## TASK REQUIREMENTS
Select every line below containing the word "bold".

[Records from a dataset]
■ ■ ■ ■
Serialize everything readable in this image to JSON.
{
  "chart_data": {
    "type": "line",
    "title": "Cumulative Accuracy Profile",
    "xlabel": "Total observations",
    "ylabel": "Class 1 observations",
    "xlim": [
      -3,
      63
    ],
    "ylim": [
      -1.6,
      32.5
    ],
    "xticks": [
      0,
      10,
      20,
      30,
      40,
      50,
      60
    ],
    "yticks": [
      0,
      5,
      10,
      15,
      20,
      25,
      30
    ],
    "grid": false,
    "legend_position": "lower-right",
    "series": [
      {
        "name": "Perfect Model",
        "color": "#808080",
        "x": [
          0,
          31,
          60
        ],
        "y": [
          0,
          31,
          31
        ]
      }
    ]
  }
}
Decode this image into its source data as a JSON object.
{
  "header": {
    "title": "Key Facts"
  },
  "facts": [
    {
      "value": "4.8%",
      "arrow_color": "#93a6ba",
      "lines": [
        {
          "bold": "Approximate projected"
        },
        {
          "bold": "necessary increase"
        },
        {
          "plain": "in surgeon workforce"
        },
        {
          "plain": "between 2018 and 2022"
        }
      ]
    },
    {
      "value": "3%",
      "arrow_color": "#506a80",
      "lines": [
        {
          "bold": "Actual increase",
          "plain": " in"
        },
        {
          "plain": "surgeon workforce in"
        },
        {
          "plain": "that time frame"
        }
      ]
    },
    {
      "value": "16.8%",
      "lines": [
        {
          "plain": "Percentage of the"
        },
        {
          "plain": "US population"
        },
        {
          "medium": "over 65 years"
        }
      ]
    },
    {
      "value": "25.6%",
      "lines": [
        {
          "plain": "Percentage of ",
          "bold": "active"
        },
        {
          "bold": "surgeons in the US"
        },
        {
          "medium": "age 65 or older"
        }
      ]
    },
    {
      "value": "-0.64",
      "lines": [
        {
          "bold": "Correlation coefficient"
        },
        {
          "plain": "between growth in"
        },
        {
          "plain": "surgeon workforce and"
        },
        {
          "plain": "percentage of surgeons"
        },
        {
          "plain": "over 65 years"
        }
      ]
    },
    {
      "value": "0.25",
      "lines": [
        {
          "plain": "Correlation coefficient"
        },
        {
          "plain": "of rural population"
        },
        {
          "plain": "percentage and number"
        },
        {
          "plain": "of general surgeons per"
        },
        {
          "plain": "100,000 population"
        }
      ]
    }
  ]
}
■ ■ ■ ■
## SOLUTION TO THIS TASK
          "bold": "Approximate projected"
          "bold": "necessary increase"
          "bold": "Actual increase",
          "bold": "active"
          "bold": "surgeons in the US"
          "bold": "Correlation coefficient"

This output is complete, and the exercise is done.